━━━━━ DATA SHOWN

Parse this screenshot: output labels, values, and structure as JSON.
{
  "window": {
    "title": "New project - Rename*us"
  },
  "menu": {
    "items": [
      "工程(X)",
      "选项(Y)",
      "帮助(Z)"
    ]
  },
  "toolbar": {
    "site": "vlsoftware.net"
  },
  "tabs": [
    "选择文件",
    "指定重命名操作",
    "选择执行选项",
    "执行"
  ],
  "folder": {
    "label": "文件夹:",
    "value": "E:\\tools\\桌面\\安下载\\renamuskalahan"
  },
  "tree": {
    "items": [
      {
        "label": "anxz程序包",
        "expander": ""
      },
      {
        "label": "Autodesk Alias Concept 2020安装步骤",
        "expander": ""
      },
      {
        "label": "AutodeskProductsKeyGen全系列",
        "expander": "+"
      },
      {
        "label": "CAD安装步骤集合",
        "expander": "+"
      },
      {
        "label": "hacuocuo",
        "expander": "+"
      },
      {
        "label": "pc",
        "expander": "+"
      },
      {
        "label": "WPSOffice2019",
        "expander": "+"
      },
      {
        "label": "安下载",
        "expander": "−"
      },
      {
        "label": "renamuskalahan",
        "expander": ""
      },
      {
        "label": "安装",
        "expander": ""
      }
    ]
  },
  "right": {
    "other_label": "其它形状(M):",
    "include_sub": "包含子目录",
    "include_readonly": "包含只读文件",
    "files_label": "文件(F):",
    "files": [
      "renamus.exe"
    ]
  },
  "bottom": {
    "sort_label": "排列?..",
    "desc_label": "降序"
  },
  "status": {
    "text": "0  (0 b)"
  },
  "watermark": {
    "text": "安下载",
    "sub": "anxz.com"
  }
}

━━━━━━━━━━

■ WHAT YOU SHOULD DO: Which lines contain the word "renamuskalahan"? Copy each of them.

■ SOLUTION FOR THIS EXERCISE:
    "value": "E:\\tools\\桌面\\安下载\\renamuskalahan"
        "label": "renamuskalahan",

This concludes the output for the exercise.